What is the number of lines containing the word "chat"? Give that number alone.

Data provided.
=-=-=-=-=
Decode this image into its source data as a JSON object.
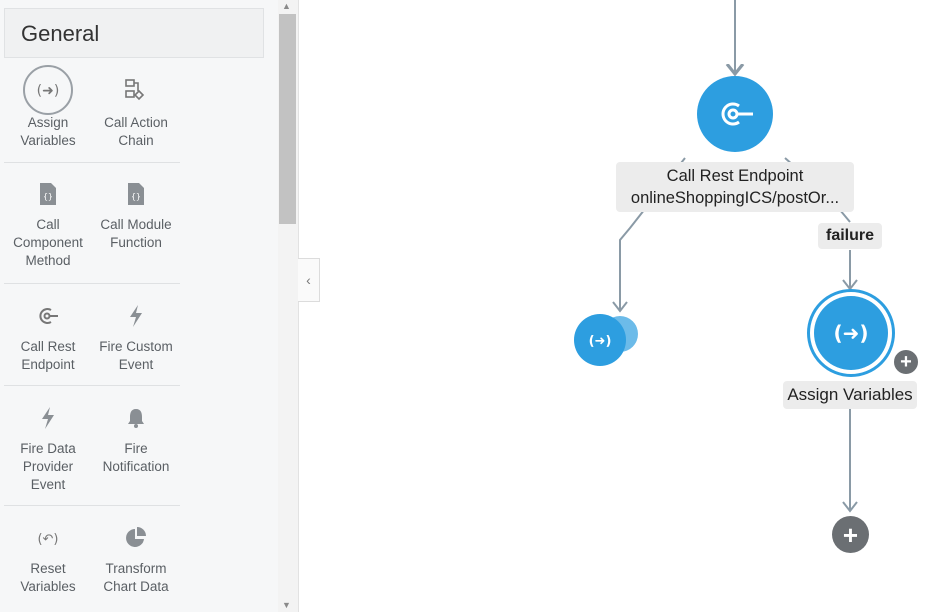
{
  "palette": {
    "header": "General",
    "items": [
      {
        "label": "Assign\nVariables",
        "icon": "assign-variables-icon"
      },
      {
        "label": "Call Action\nChain",
        "icon": "action-chain-icon"
      },
      {
        "label": "Call\nComponent\nMethod",
        "icon": "document-code-icon"
      },
      {
        "label": "Call Module\nFunction",
        "icon": "document-code-icon"
      },
      {
        "label": "Call Rest\nEndpoint",
        "icon": "rest-endpoint-icon"
      },
      {
        "label": "Fire Custom\nEvent",
        "icon": "lightning-icon"
      },
      {
        "label": "Fire Data\nProvider\nEvent",
        "icon": "lightning-icon"
      },
      {
        "label": "Fire\nNotification",
        "icon": "bell-icon"
      },
      {
        "label": "Reset\nVariables",
        "icon": "reset-icon"
      },
      {
        "label": "Transform\nChart Data",
        "icon": "pie-chart-icon"
      }
    ]
  },
  "canvas": {
    "rest_node_label_line1": "Call Rest Endpoint",
    "rest_node_label_line2": "onlineShoppingICS/postOr...",
    "failure_label": "failure",
    "assign_node_label": "Assign Variables"
  },
  "colors": {
    "accent": "#2d9ee0",
    "connector": "#8a9aa6",
    "add_button": "#6b6f73"
  }
}
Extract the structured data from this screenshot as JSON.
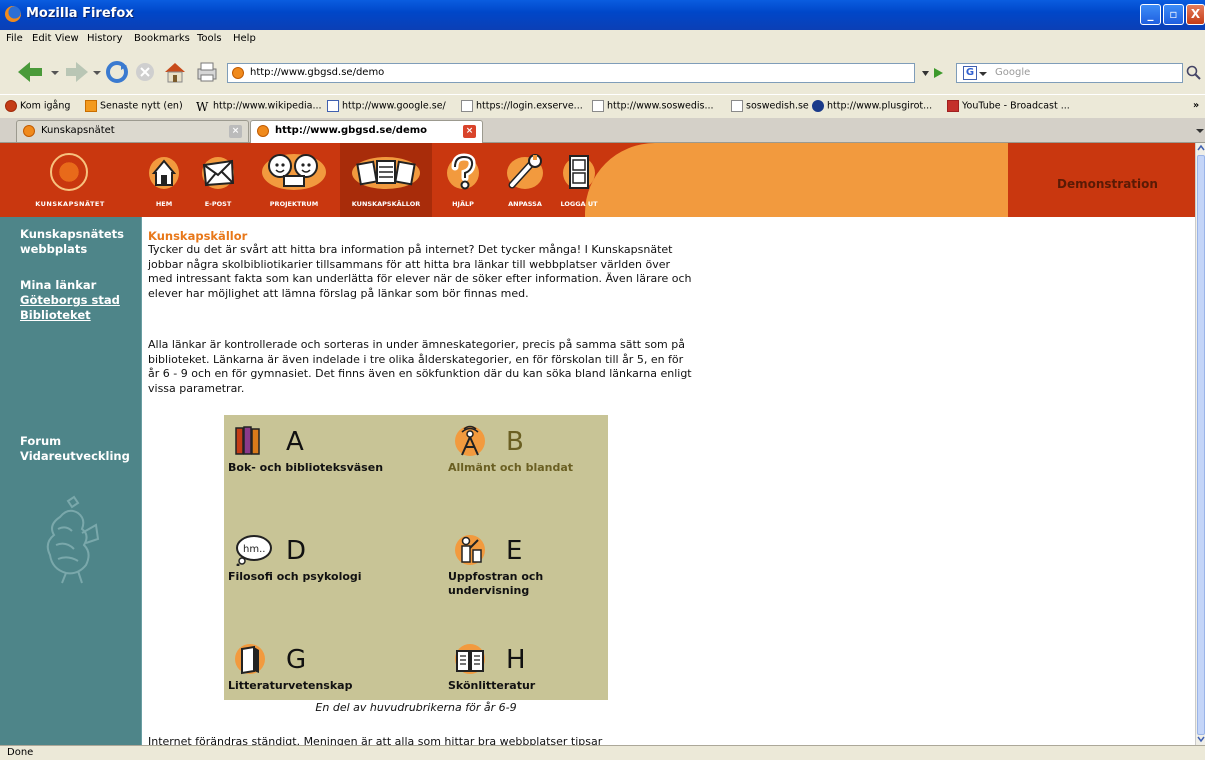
{
  "window": {
    "title": "Mozilla Firefox",
    "min_label": "_",
    "max_label": "▫",
    "close_label": "X"
  },
  "menu": [
    "File",
    "Edit",
    "View",
    "History",
    "Bookmarks",
    "Tools",
    "Help"
  ],
  "nav": {
    "url": "http://www.gbgsd.se/demo",
    "search_placeholder": "Google",
    "search_engine_icon": "G"
  },
  "bookmarks": [
    "Kom igång",
    "Senaste nytt (en)",
    "http://www.wikipedia...",
    "http://www.google.se/",
    "https://login.exserve...",
    "http://www.soswedis...",
    "soswedish.se",
    "http://www.plusgirot...",
    "YouTube - Broadcast ..."
  ],
  "bookmarks_overflow": "»",
  "tabs": [
    {
      "label": "Kunskapsnätet",
      "active": false
    },
    {
      "label": "http://www.gbgsd.se/demo",
      "active": true
    }
  ],
  "site": {
    "logo_caption": "KUNSKAPSNÄTET",
    "nav": [
      "HEM",
      "E-POST",
      "PROJEKTRUM",
      "KUNSKAPSKÄLLOR",
      "HJÄLP",
      "ANPASSA",
      "LOGGA UT"
    ],
    "demo_label": "Demonstration"
  },
  "sidebar": {
    "site_link": "Kunskapsnätets webbplats",
    "my_links_heading": "Mina länkar",
    "link_city": "Göteborgs stad",
    "link_library": "Biblioteket",
    "forum": "Forum",
    "forum_sub": "Vidareutveckling"
  },
  "content": {
    "heading": "Kunskapskällor",
    "p1": "Tycker du det är svårt att hitta bra information på internet? Det tycker många! I Kunskapsnätet jobbar några skolbibliotikarier tillsammans för att hitta bra länkar till webbplatser världen över med intressant fakta som kan underlätta för elever när de söker efter information. Även lärare och elever har möjlighet att lämna förslag på länkar som bör finnas med.",
    "p2": "Alla länkar är kontrollerade och sorteras in under ämneskategorier, precis på samma sätt som på biblioteket. Länkarna är även indelade i tre olika ålderskategorier, en för förskolan till år 5, en för år 6 - 9 och en för gymnasiet. Det finns även en sökfunktion där du kan söka bland länkarna enligt vissa parametrar.",
    "categories": [
      {
        "letter": "A",
        "name": "Bok- och biblioteksväsen",
        "icon": "books-icon"
      },
      {
        "letter": "B",
        "name": "Allmänt och blandat",
        "icon": "antenna-icon"
      },
      {
        "letter": "D",
        "name": "Filosofi och psykologi",
        "icon": "thought-bubble-icon"
      },
      {
        "letter": "E",
        "name": "Uppfostran och undervisning",
        "icon": "teacher-icon"
      },
      {
        "letter": "G",
        "name": "Litteraturvetenskap",
        "icon": "book-open-icon"
      },
      {
        "letter": "H",
        "name": "Skönlitteratur",
        "icon": "open-book-icon"
      }
    ],
    "caption": "En del av huvudrubrikerna för år 6-9",
    "p3": "Internet förändras ständigt. Meningen är att alla som hittar bra webbplatser tipsar"
  },
  "status": "Done"
}
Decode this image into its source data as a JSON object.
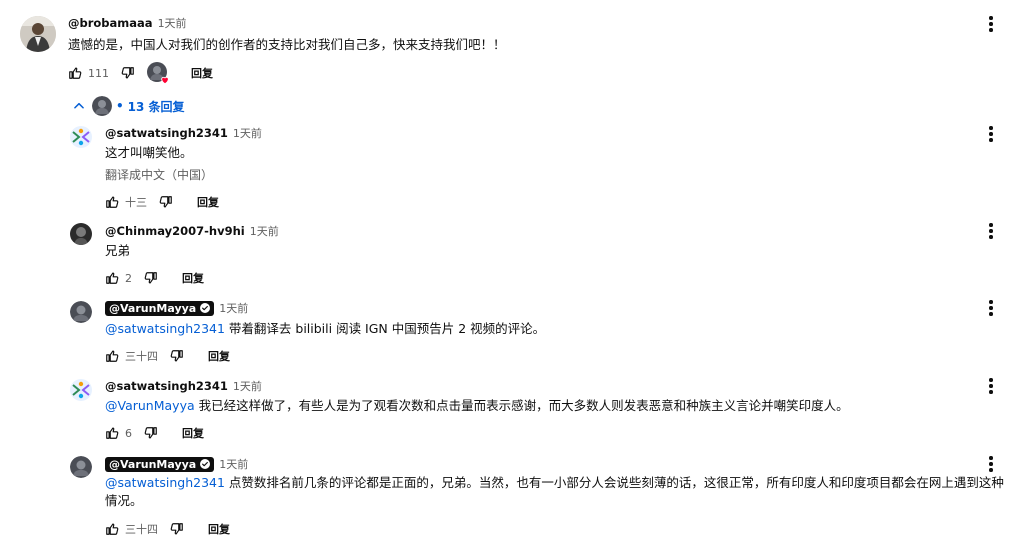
{
  "top_comment": {
    "handle": "@brobamaaa",
    "time": "1天前",
    "text": "遗憾的是，中国人对我们的创作者的支持比对我们自己多，快来支持我们吧！！",
    "likes": "111",
    "reply_label": "回复"
  },
  "replies_toggle": {
    "label": "13 条回复"
  },
  "replies": [
    {
      "handle": "@satwatsingh2341",
      "time": "1天前",
      "text": "这才叫嘲笑他。",
      "translate": "翻译成中文（中国）",
      "likes": "十三",
      "reply_label": "回复"
    },
    {
      "handle": "@Chinmay2007-hv9hi",
      "time": "1天前",
      "text": "兄弟",
      "likes": "2",
      "reply_label": "回复"
    },
    {
      "handle": "@VarunMayya",
      "time": "1天前",
      "mention": "@satwatsingh2341",
      "text": " 带着翻译去 bilibili 阅读 IGN 中国预告片 2 视频的评论。",
      "likes": "三十四",
      "reply_label": "回复"
    },
    {
      "handle": "@satwatsingh2341",
      "time": "1天前",
      "mention": "@VarunMayya",
      "text": " 我已经这样做了，有些人是为了观看次数和点击量而表示感谢，而大多数人则发表恶意和种族主义言论并嘲笑印度人。",
      "likes": "6",
      "reply_label": "回复"
    },
    {
      "handle": "@VarunMayya",
      "time": "1天前",
      "mention": "@satwatsingh2341",
      "text": " 点赞数排名前几条的评论都是正面的，兄弟。当然，也有一小部分人会说些刻薄的话，这很正常，所有印度人和印度项目都会在网上遇到这种情况。",
      "likes": "三十四",
      "reply_label": "回复"
    }
  ],
  "colors": {
    "link_blue": "#065fd4",
    "text": "#0f0f0f",
    "secondary": "#606060",
    "heart": "#ff0033"
  }
}
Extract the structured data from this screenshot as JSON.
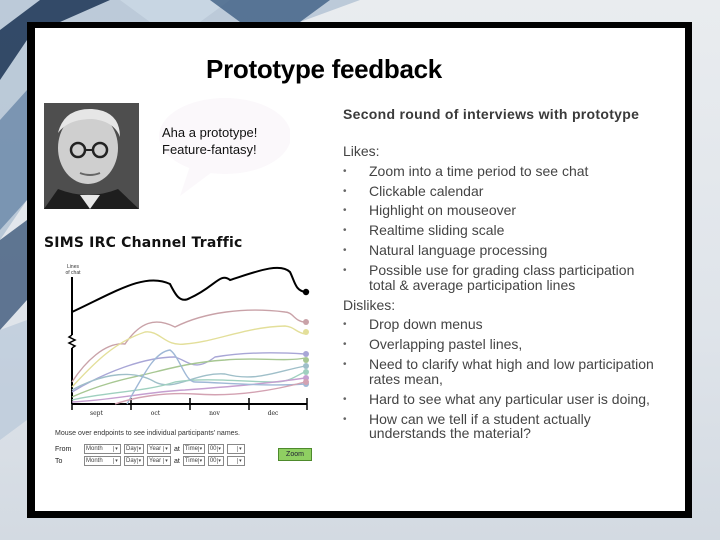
{
  "slide": {
    "title": "Prototype feedback",
    "subtitle": "Second round of interviews with prototype"
  },
  "speech_bubble": {
    "line1": "Aha a prototype!",
    "line2": "Feature-fantasy!"
  },
  "prototype_screenshot": {
    "chart_title": "SIMS IRC Channel Traffic",
    "y_axis_label_line1": "Lines",
    "y_axis_label_line2": "of chat",
    "x_ticks": [
      "sept",
      "oct",
      "nov",
      "dec"
    ],
    "hint": "Mouse over endpoints to see individual participants' names.",
    "from_label": "From",
    "to_label": "To",
    "month_placeholder": "Month",
    "day_placeholder": "Day",
    "year_placeholder": "Year",
    "at_label": "at",
    "time_placeholder": "Time",
    "minutes_value": "00",
    "zoom_label": "Zoom",
    "series_colors": [
      "#000000",
      "#c9a2a8",
      "#e3df9a",
      "#a8a6d6",
      "#a7c792",
      "#9fbfc9",
      "#9fd0bf",
      "#c59fd0",
      "#d3a2b2"
    ]
  },
  "likes": {
    "heading": "Likes:",
    "items": [
      "Zoom into a time period to see chat",
      "Clickable calendar",
      "Highlight on mouseover",
      "Realtime sliding scale",
      "Natural language processing",
      "Possible use for grading class participation"
    ],
    "continuation": "total & average participation lines"
  },
  "dislikes": {
    "heading": "Dislikes:",
    "items": [
      "Drop down menus",
      "Overlapping pastel lines,",
      "Need to clarify what high and low participation",
      "Hard to see what any particular user is doing,",
      "How can we tell if a student actually"
    ],
    "continuation_2": "rates mean,",
    "continuation_4": "understands the material?"
  },
  "bullet": "•"
}
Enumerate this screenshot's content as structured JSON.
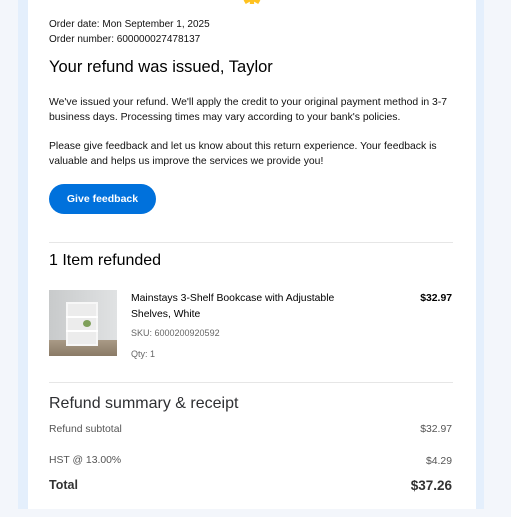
{
  "order": {
    "date": "Order date: Mon September 1, 2025",
    "number": "Order number: 600000027478137"
  },
  "message": {
    "title": "Your refund was issued, Taylor",
    "paragraph1": "We've issued your refund. We'll apply the credit to your original payment method in 3-7 business days. Processing times may vary according to your bank's policies.",
    "paragraph2": "Please give feedback and let us know about this return experience. Your feedback is valuable and helps us improve the services we provide you!",
    "feedback_button": "Give feedback"
  },
  "items": {
    "heading": "1 Item refunded",
    "list": [
      {
        "name": "Mainstays 3-Shelf Bookcase with Adjustable Shelves, White",
        "price": "$32.97",
        "sku": "SKU: 6000200920592",
        "qty": "Qty: 1",
        "image_icon": "bookcase-product-image"
      }
    ]
  },
  "summary": {
    "heading": "Refund summary & receipt",
    "rows": [
      {
        "label": "Refund subtotal",
        "value": "$32.97"
      },
      {
        "label": "HST @ 13.00%",
        "value": "$4.29"
      }
    ],
    "total_label": "Total",
    "total_value": "$37.26"
  },
  "colors": {
    "accent": "#0071dc",
    "logo_spark": "#ffc220",
    "frame": "#e4effc"
  }
}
=-=-=-=-=
Full answer. 2